<<<<

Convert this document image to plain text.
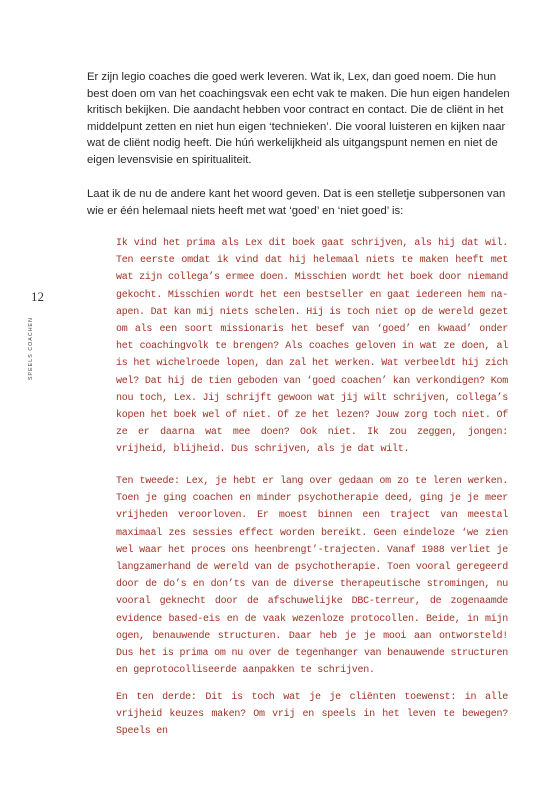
12
SPEELS COACHEN

Er zijn legio coaches die goed werk leveren. Wat ik, Lex, dan goed noem. Die hun best doen om van het coachingsvak een echt vak te maken. Die hun eigen handelen kritisch bekijken. Die aandacht hebben voor contract en contact. Die de cliënt in het middelpunt zetten en niet hun eigen ‘technieken’. Die vooral luisteren en kijken naar wat de cliënt nodig heeft. Die húń werkelijkheid als uitgangspunt nemen en niet de eigen levensvisie en spiritualiteit.

Laat ik de nu de andere kant het woord geven. Dat is een stelletje subpersonen van wie er één helemaal niets heeft met wat ‘goed’ en ‘niet goed’ is:

Ik vind het prima als Lex dit boek gaat schrijven, als hij dat wil. Ten eerste omdat ik vind dat hij helemaal niets te maken heeft met wat zijn collega’s ermee doen. Misschien wordt het boek door niemand gekocht. Misschien wordt het een bestseller en gaat iedereen hem na-apen. Dat kan mij niets schelen. Hij is toch niet op de wereld gezet om als een soort missionaris het besef van ‘goed’ en kwaad’ onder het coachingvolk te brengen? Als coaches geloven in wat ze doen, al is het wichelroede lopen, dan zal het werken. Wat verbeeldt hij zich wel? Dat hij de tien geboden van ‘goed coachen’ kan verkondigen? Kom nou toch, Lex. Jij schrijft gewoon wat jij wilt schrijven, collega’s kopen het boek wel of niet. Of ze het lezen? Jouw zorg toch niet. Of ze er daarna wat mee doen? Ook niet. Ik zou zeggen, jongen: vrijheid, blijheid. Dus schrijven, als je dat wilt.

Ten tweede: Lex, je hebt er lang over gedaan om zo te leren werken. Toen je ging coachen en minder psychotherapie deed, ging je je meer vrijheden veroorloven. Er moest binnen een traject van meestal maximaal zes sessies effect worden bereikt. Geen eindeloze ‘we zien wel waar het proces ons heenbrengt’-trajecten. Vanaf 1988 verliet je langzamerhand de wereld van de psychotherapie. Toen vooral geregeerd door de do’s en don’ts van de diverse therapeutische stromingen, nu vooral geknecht door de afschuwelijke DBC-terreur, de zogenaamde evidence based-eis en de vaak wezenloze protocollen. Beide, in mijn ogen, benauwende structuren. Daar heb je je mooi aan ontworsteld! Dus het is prima om nu over de tegenhanger van benauwende structuren en geprotocolliseerde aanpakken te schrijven.

En ten derde: Dit is toch wat je je cliënten toewenst: in alle vrijheid keuzes maken? Om vrij en speels in het leven te bewegen? Speels en
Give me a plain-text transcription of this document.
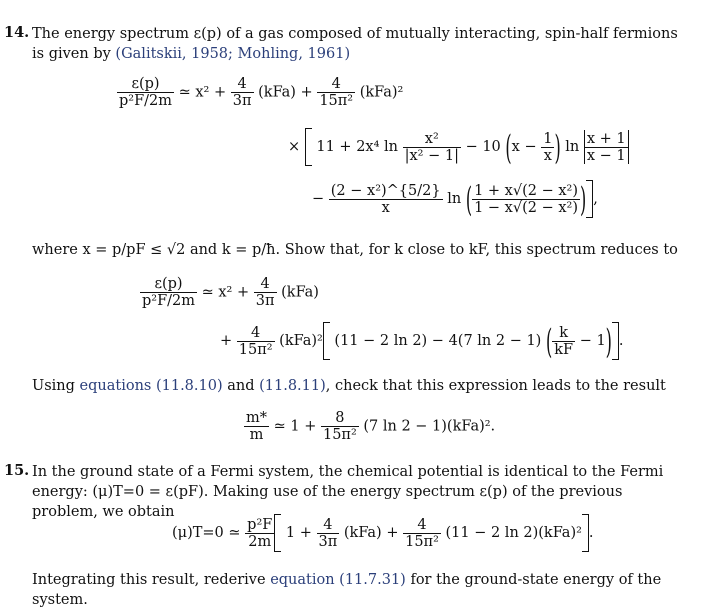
14. The energy spectrum ε(p) of a gas composed of mutually interacting, spin-half fermions is given by (Galitskii, 1958; Mohling, 1961)
$\frac{\varepsilon(p)}{\text{p²F/2m}}$ ≃ $x^2 + \frac{4}{3\pi} (kFa) + \frac{4}{\text{15π²}} (kFa)^2$
×  11 + 2x⁴ $\ln \frac{\text{x²}}{\text{|x² − 1|}} - 10$ ($x - \frac{1}{x}$ ) $\ln \frac{x + 1}{x - 1}$
− $\frac{\text{(2 − x²)\textasciicircum{}\{5/2\}}}{x}$ ln ( $\frac{\text{1 + x√(2 − x²)}}{\text{1 − x√(2 − x²)}}$ ) ,
where x = p/pF ≤ √2 and k = p/ħ. Show that, for k close to kF, this spectrum reduces to
$\frac{\varepsilon(p)}{\text{p²F/2m}}$ ≃ $x^2 + \frac{4}{3\pi} (kFa)$
+ $\frac{4}{\text{15π²}} (kFa)^2$ (11 − 2 ln 2) − 4(7 ln 2 − 1) ( $\frac{k}{kF} - 1$) .
Using equations (11.8.10) and (11.8.11), check that this expression leads to the result
$\frac{m*}{m}$ ≃ $1 + \frac{8}{\text{15π²}} (7$ ln 2 − 1)(kFa)².
15. In the ground state of a Fermi system, the chemical potential is identical to the Fermi energy: (μ)T=0 = ε(pF). Making use of the energy spectrum ε(p) of the previous problem, we obtain
(μ)T=0 ≃ $\frac{\text{p²F}}{2m} 1 + \frac{4}{3\pi} (kFa) + \frac{4}{\text{15π²}} (11 - 2$ ln 2)(kFa)² .
Integrating this result, rederive equation (11.7.31) for the ground-state energy of the system.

>>>>

» PROBLEM TO WORK ON
Identify which lines contain the word "that" and copy each one.

» ANSWER TO THE PROBLEM
where x = p/pF ≤ √2 and k = p/ħ. Show that, for k close to kF, this spectrum reduces to
Using equations (11.8.10) and (11.8.11), check that this expression leads to the result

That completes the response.